Every line below that has the word "scoop" counts once; report how many lines that makes, with no other words.

Records from a collection of figures:
........
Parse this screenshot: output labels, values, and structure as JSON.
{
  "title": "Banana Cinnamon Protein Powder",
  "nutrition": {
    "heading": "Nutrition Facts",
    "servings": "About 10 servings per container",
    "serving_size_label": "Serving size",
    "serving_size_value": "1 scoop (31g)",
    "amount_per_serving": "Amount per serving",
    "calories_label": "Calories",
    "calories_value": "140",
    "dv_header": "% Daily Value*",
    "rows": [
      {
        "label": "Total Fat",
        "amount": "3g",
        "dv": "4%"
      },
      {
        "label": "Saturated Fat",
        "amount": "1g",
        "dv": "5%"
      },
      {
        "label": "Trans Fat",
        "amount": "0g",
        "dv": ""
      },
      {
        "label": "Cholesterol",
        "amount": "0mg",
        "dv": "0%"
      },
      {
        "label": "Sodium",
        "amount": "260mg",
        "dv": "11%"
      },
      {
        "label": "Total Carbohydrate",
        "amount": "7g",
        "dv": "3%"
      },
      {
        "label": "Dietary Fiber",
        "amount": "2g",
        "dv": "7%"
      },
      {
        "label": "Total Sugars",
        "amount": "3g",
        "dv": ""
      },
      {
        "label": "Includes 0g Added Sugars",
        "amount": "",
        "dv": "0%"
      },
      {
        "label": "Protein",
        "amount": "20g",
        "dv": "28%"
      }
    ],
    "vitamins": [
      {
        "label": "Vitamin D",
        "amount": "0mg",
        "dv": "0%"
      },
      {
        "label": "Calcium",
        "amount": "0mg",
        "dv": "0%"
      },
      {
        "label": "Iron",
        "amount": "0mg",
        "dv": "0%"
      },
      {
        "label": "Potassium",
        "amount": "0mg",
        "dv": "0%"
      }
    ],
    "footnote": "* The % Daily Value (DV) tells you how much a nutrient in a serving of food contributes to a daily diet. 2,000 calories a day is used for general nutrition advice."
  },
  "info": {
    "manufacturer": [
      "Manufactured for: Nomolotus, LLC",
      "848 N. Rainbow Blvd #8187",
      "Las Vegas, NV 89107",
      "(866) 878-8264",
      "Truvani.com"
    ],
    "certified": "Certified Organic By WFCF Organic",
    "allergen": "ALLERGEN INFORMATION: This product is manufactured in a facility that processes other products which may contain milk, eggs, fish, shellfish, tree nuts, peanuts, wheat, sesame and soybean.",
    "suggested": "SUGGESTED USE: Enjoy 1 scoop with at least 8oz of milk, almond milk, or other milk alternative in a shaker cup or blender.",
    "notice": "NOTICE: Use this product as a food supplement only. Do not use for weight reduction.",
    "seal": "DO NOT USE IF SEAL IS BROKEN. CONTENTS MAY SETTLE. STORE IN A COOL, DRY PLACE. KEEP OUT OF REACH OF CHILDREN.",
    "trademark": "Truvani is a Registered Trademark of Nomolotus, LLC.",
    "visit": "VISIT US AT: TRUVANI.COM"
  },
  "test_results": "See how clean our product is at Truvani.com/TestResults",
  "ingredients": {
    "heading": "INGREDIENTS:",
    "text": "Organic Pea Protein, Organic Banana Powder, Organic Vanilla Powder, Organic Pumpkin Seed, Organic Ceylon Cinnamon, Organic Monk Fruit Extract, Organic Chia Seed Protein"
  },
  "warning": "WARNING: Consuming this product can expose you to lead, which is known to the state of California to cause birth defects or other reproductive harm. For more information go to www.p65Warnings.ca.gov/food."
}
........
Written reply: 2